**Information provided**:
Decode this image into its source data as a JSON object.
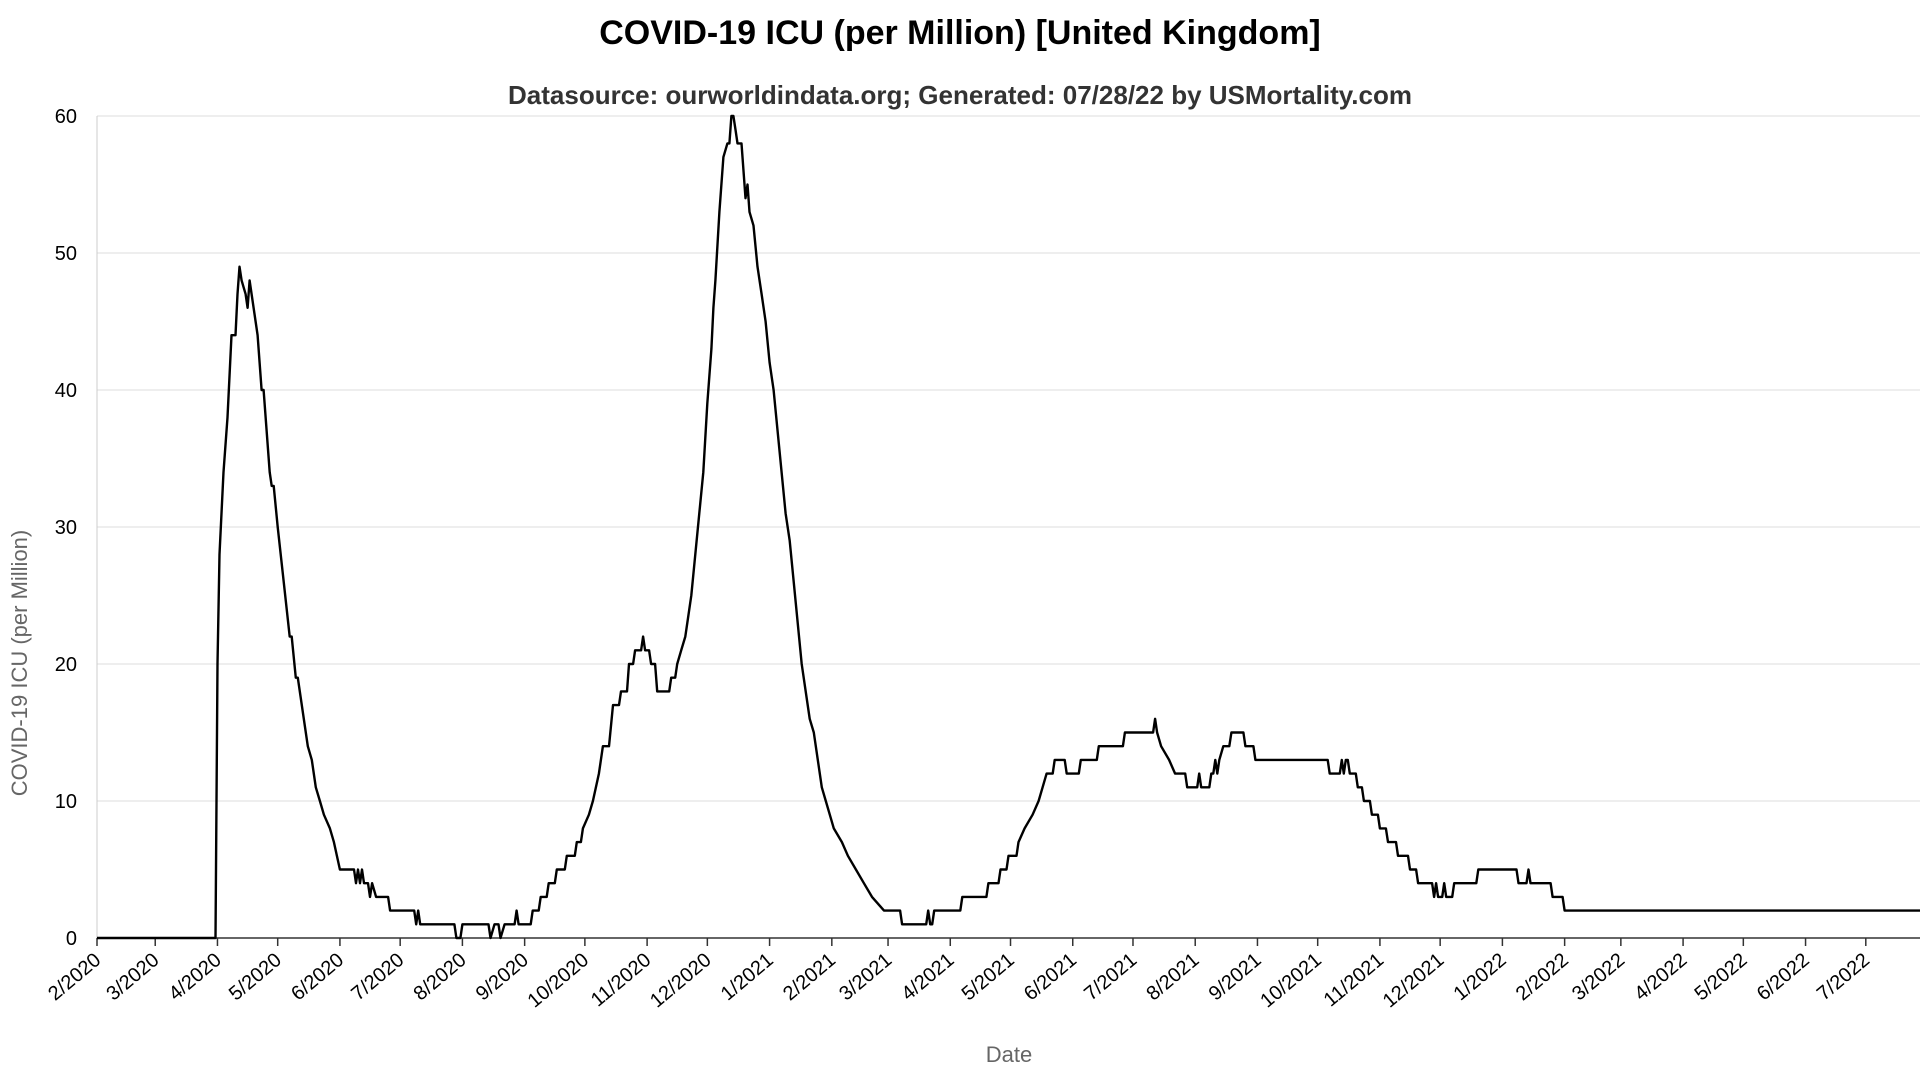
{
  "chart_data": {
    "type": "line",
    "title": "COVID-19 ICU (per Million) [United Kingdom]",
    "subtitle": "Datasource: ourworldindata.org; Generated: 07/28/22 by USMortality.com",
    "xlabel": "Date",
    "ylabel": "COVID-19 ICU (per Million)",
    "ylim": [
      0,
      60
    ],
    "yticks": [
      0,
      10,
      20,
      30,
      40,
      50,
      60
    ],
    "xlim": [
      "2020-02-01",
      "2022-07-28"
    ],
    "xticks": [
      {
        "date": "2020-02-01",
        "label": "2/2020"
      },
      {
        "date": "2020-03-01",
        "label": "3/2020"
      },
      {
        "date": "2020-04-01",
        "label": "4/2020"
      },
      {
        "date": "2020-05-01",
        "label": "5/2020"
      },
      {
        "date": "2020-06-01",
        "label": "6/2020"
      },
      {
        "date": "2020-07-01",
        "label": "7/2020"
      },
      {
        "date": "2020-08-01",
        "label": "8/2020"
      },
      {
        "date": "2020-09-01",
        "label": "9/2020"
      },
      {
        "date": "2020-10-01",
        "label": "10/2020"
      },
      {
        "date": "2020-11-01",
        "label": "11/2020"
      },
      {
        "date": "2020-12-01",
        "label": "12/2020"
      },
      {
        "date": "2021-01-01",
        "label": "1/2021"
      },
      {
        "date": "2021-02-01",
        "label": "2/2021"
      },
      {
        "date": "2021-03-01",
        "label": "3/2021"
      },
      {
        "date": "2021-04-01",
        "label": "4/2021"
      },
      {
        "date": "2021-05-01",
        "label": "5/2021"
      },
      {
        "date": "2021-06-01",
        "label": "6/2021"
      },
      {
        "date": "2021-07-01",
        "label": "7/2021"
      },
      {
        "date": "2021-08-01",
        "label": "8/2021"
      },
      {
        "date": "2021-09-01",
        "label": "9/2021"
      },
      {
        "date": "2021-10-01",
        "label": "10/2021"
      },
      {
        "date": "2021-11-01",
        "label": "11/2021"
      },
      {
        "date": "2021-12-01",
        "label": "12/2021"
      },
      {
        "date": "2022-01-01",
        "label": "1/2022"
      },
      {
        "date": "2022-02-01",
        "label": "2/2022"
      },
      {
        "date": "2022-03-01",
        "label": "3/2022"
      },
      {
        "date": "2022-04-01",
        "label": "4/2022"
      },
      {
        "date": "2022-05-01",
        "label": "5/2022"
      },
      {
        "date": "2022-06-01",
        "label": "6/2022"
      },
      {
        "date": "2022-07-01",
        "label": "7/2022"
      }
    ],
    "grid": true,
    "line_color": "#000000",
    "series": [
      {
        "points": [
          [
            "2020-02-01",
            0
          ],
          [
            "2020-03-31",
            0
          ],
          [
            "2020-04-01",
            20
          ],
          [
            "2020-04-02",
            28
          ],
          [
            "2020-04-04",
            34
          ],
          [
            "2020-04-06",
            38
          ],
          [
            "2020-04-08",
            44
          ],
          [
            "2020-04-10",
            44
          ],
          [
            "2020-04-11",
            47
          ],
          [
            "2020-04-12",
            49
          ],
          [
            "2020-04-13",
            48
          ],
          [
            "2020-04-15",
            47
          ],
          [
            "2020-04-16",
            46
          ],
          [
            "2020-04-17",
            48
          ],
          [
            "2020-04-19",
            46
          ],
          [
            "2020-04-21",
            44
          ],
          [
            "2020-04-23",
            40
          ],
          [
            "2020-04-24",
            40
          ],
          [
            "2020-04-27",
            34
          ],
          [
            "2020-04-28",
            33
          ],
          [
            "2020-04-29",
            33
          ],
          [
            "2020-05-01",
            30
          ],
          [
            "2020-05-04",
            26
          ],
          [
            "2020-05-07",
            22
          ],
          [
            "2020-05-08",
            22
          ],
          [
            "2020-05-10",
            19
          ],
          [
            "2020-05-11",
            19
          ],
          [
            "2020-05-14",
            16
          ],
          [
            "2020-05-16",
            14
          ],
          [
            "2020-05-18",
            13
          ],
          [
            "2020-05-20",
            11
          ],
          [
            "2020-05-22",
            10
          ],
          [
            "2020-05-24",
            9
          ],
          [
            "2020-05-27",
            8
          ],
          [
            "2020-05-29",
            7
          ],
          [
            "2020-06-01",
            5
          ],
          [
            "2020-06-08",
            5
          ],
          [
            "2020-06-09",
            4
          ],
          [
            "2020-06-10",
            5
          ],
          [
            "2020-06-11",
            4
          ],
          [
            "2020-06-12",
            5
          ],
          [
            "2020-06-13",
            4
          ],
          [
            "2020-06-15",
            4
          ],
          [
            "2020-06-16",
            3
          ],
          [
            "2020-06-17",
            4
          ],
          [
            "2020-06-19",
            3
          ],
          [
            "2020-06-25",
            3
          ],
          [
            "2020-06-26",
            2
          ],
          [
            "2020-07-08",
            2
          ],
          [
            "2020-07-09",
            1
          ],
          [
            "2020-07-10",
            2
          ],
          [
            "2020-07-11",
            1
          ],
          [
            "2020-07-28",
            1
          ],
          [
            "2020-07-29",
            0
          ],
          [
            "2020-07-31",
            0
          ],
          [
            "2020-08-01",
            1
          ],
          [
            "2020-08-14",
            1
          ],
          [
            "2020-08-15",
            0
          ],
          [
            "2020-08-17",
            1
          ],
          [
            "2020-08-19",
            1
          ],
          [
            "2020-08-20",
            0
          ],
          [
            "2020-08-22",
            1
          ],
          [
            "2020-08-27",
            1
          ],
          [
            "2020-08-28",
            2
          ],
          [
            "2020-08-29",
            1
          ],
          [
            "2020-09-04",
            1
          ],
          [
            "2020-09-05",
            2
          ],
          [
            "2020-09-08",
            2
          ],
          [
            "2020-09-09",
            3
          ],
          [
            "2020-09-12",
            3
          ],
          [
            "2020-09-13",
            4
          ],
          [
            "2020-09-16",
            4
          ],
          [
            "2020-09-17",
            5
          ],
          [
            "2020-09-21",
            5
          ],
          [
            "2020-09-22",
            6
          ],
          [
            "2020-09-26",
            6
          ],
          [
            "2020-09-27",
            7
          ],
          [
            "2020-09-29",
            7
          ],
          [
            "2020-09-30",
            8
          ],
          [
            "2020-10-03",
            9
          ],
          [
            "2020-10-05",
            10
          ],
          [
            "2020-10-08",
            12
          ],
          [
            "2020-10-10",
            14
          ],
          [
            "2020-10-13",
            14
          ],
          [
            "2020-10-15",
            17
          ],
          [
            "2020-10-18",
            17
          ],
          [
            "2020-10-19",
            18
          ],
          [
            "2020-10-22",
            18
          ],
          [
            "2020-10-23",
            20
          ],
          [
            "2020-10-25",
            20
          ],
          [
            "2020-10-26",
            21
          ],
          [
            "2020-10-29",
            21
          ],
          [
            "2020-10-30",
            22
          ],
          [
            "2020-10-31",
            21
          ],
          [
            "2020-11-02",
            21
          ],
          [
            "2020-11-03",
            20
          ],
          [
            "2020-11-05",
            20
          ],
          [
            "2020-11-06",
            18
          ],
          [
            "2020-11-12",
            18
          ],
          [
            "2020-11-13",
            19
          ],
          [
            "2020-11-15",
            19
          ],
          [
            "2020-11-16",
            20
          ],
          [
            "2020-11-18",
            21
          ],
          [
            "2020-11-20",
            22
          ],
          [
            "2020-11-21",
            23
          ],
          [
            "2020-11-23",
            25
          ],
          [
            "2020-11-25",
            28
          ],
          [
            "2020-11-27",
            31
          ],
          [
            "2020-11-29",
            34
          ],
          [
            "2020-12-01",
            39
          ],
          [
            "2020-12-03",
            43
          ],
          [
            "2020-12-04",
            46
          ],
          [
            "2020-12-05",
            48
          ],
          [
            "2020-12-07",
            53
          ],
          [
            "2020-12-09",
            57
          ],
          [
            "2020-12-11",
            58
          ],
          [
            "2020-12-12",
            58
          ],
          [
            "2020-12-13",
            60
          ],
          [
            "2020-12-14",
            60
          ],
          [
            "2020-12-15",
            59
          ],
          [
            "2020-12-16",
            58
          ],
          [
            "2020-12-18",
            58
          ],
          [
            "2020-12-19",
            56
          ],
          [
            "2020-12-20",
            54
          ],
          [
            "2020-12-21",
            55
          ],
          [
            "2020-12-22",
            53
          ],
          [
            "2020-12-24",
            52
          ],
          [
            "2020-12-26",
            49
          ],
          [
            "2020-12-28",
            47
          ],
          [
            "2020-12-30",
            45
          ],
          [
            "2021-01-01",
            42
          ],
          [
            "2021-01-03",
            40
          ],
          [
            "2021-01-05",
            37
          ],
          [
            "2021-01-07",
            34
          ],
          [
            "2021-01-09",
            31
          ],
          [
            "2021-01-11",
            29
          ],
          [
            "2021-01-13",
            26
          ],
          [
            "2021-01-15",
            23
          ],
          [
            "2021-01-17",
            20
          ],
          [
            "2021-01-19",
            18
          ],
          [
            "2021-01-21",
            16
          ],
          [
            "2021-01-23",
            15
          ],
          [
            "2021-01-25",
            13
          ],
          [
            "2021-01-27",
            11
          ],
          [
            "2021-01-29",
            10
          ],
          [
            "2021-01-31",
            9
          ],
          [
            "2021-02-02",
            8
          ],
          [
            "2021-02-06",
            7
          ],
          [
            "2021-02-09",
            6
          ],
          [
            "2021-02-13",
            5
          ],
          [
            "2021-02-17",
            4
          ],
          [
            "2021-02-21",
            3
          ],
          [
            "2021-02-27",
            2
          ],
          [
            "2021-03-07",
            2
          ],
          [
            "2021-03-08",
            1
          ],
          [
            "2021-03-20",
            1
          ],
          [
            "2021-03-21",
            2
          ],
          [
            "2021-03-22",
            1
          ],
          [
            "2021-03-23",
            1
          ],
          [
            "2021-03-24",
            2
          ],
          [
            "2021-04-06",
            2
          ],
          [
            "2021-04-07",
            3
          ],
          [
            "2021-04-19",
            3
          ],
          [
            "2021-04-20",
            4
          ],
          [
            "2021-04-25",
            4
          ],
          [
            "2021-04-26",
            5
          ],
          [
            "2021-04-29",
            5
          ],
          [
            "2021-04-30",
            6
          ],
          [
            "2021-05-04",
            6
          ],
          [
            "2021-05-05",
            7
          ],
          [
            "2021-05-08",
            8
          ],
          [
            "2021-05-12",
            9
          ],
          [
            "2021-05-15",
            10
          ],
          [
            "2021-05-17",
            11
          ],
          [
            "2021-05-19",
            12
          ],
          [
            "2021-05-22",
            12
          ],
          [
            "2021-05-23",
            13
          ],
          [
            "2021-05-28",
            13
          ],
          [
            "2021-05-29",
            12
          ],
          [
            "2021-06-04",
            12
          ],
          [
            "2021-06-05",
            13
          ],
          [
            "2021-06-13",
            13
          ],
          [
            "2021-06-14",
            14
          ],
          [
            "2021-06-26",
            14
          ],
          [
            "2021-06-27",
            15
          ],
          [
            "2021-07-11",
            15
          ],
          [
            "2021-07-12",
            16
          ],
          [
            "2021-07-13",
            15
          ],
          [
            "2021-07-15",
            14
          ],
          [
            "2021-07-19",
            13
          ],
          [
            "2021-07-22",
            12
          ],
          [
            "2021-07-27",
            12
          ],
          [
            "2021-07-28",
            11
          ],
          [
            "2021-08-02",
            11
          ],
          [
            "2021-08-03",
            12
          ],
          [
            "2021-08-04",
            11
          ],
          [
            "2021-08-08",
            11
          ],
          [
            "2021-08-09",
            12
          ],
          [
            "2021-08-10",
            12
          ],
          [
            "2021-08-11",
            13
          ],
          [
            "2021-08-12",
            12
          ],
          [
            "2021-08-13",
            13
          ],
          [
            "2021-08-15",
            14
          ],
          [
            "2021-08-18",
            14
          ],
          [
            "2021-08-19",
            15
          ],
          [
            "2021-08-25",
            15
          ],
          [
            "2021-08-26",
            14
          ],
          [
            "2021-08-30",
            14
          ],
          [
            "2021-08-31",
            13
          ],
          [
            "2021-10-06",
            13
          ],
          [
            "2021-10-07",
            12
          ],
          [
            "2021-10-12",
            12
          ],
          [
            "2021-10-13",
            13
          ],
          [
            "2021-10-14",
            12
          ],
          [
            "2021-10-15",
            13
          ],
          [
            "2021-10-16",
            13
          ],
          [
            "2021-10-17",
            12
          ],
          [
            "2021-10-20",
            12
          ],
          [
            "2021-10-21",
            11
          ],
          [
            "2021-10-23",
            11
          ],
          [
            "2021-10-24",
            10
          ],
          [
            "2021-10-27",
            10
          ],
          [
            "2021-10-28",
            9
          ],
          [
            "2021-10-31",
            9
          ],
          [
            "2021-11-01",
            8
          ],
          [
            "2021-11-04",
            8
          ],
          [
            "2021-11-05",
            7
          ],
          [
            "2021-11-09",
            7
          ],
          [
            "2021-11-10",
            6
          ],
          [
            "2021-11-15",
            6
          ],
          [
            "2021-11-16",
            5
          ],
          [
            "2021-11-19",
            5
          ],
          [
            "2021-11-20",
            4
          ],
          [
            "2021-11-27",
            4
          ],
          [
            "2021-11-28",
            3
          ],
          [
            "2021-11-29",
            4
          ],
          [
            "2021-11-30",
            3
          ],
          [
            "2021-12-02",
            3
          ],
          [
            "2021-12-03",
            4
          ],
          [
            "2021-12-04",
            3
          ],
          [
            "2021-12-07",
            3
          ],
          [
            "2021-12-08",
            4
          ],
          [
            "2021-12-19",
            4
          ],
          [
            "2021-12-20",
            5
          ],
          [
            "2022-01-08",
            5
          ],
          [
            "2022-01-09",
            4
          ],
          [
            "2022-01-13",
            4
          ],
          [
            "2022-01-14",
            5
          ],
          [
            "2022-01-15",
            4
          ],
          [
            "2022-01-25",
            4
          ],
          [
            "2022-01-26",
            3
          ],
          [
            "2022-01-31",
            3
          ],
          [
            "2022-02-01",
            2
          ],
          [
            "2022-07-28",
            2
          ]
        ]
      }
    ]
  }
}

**Task description**:
Copy out every line with the word "Million".

**Result of the exercise**:
    "title": "COVID-19 ICU (per Million) [United Kingdom]",
    "ylabel": "COVID-19 ICU (per Million)",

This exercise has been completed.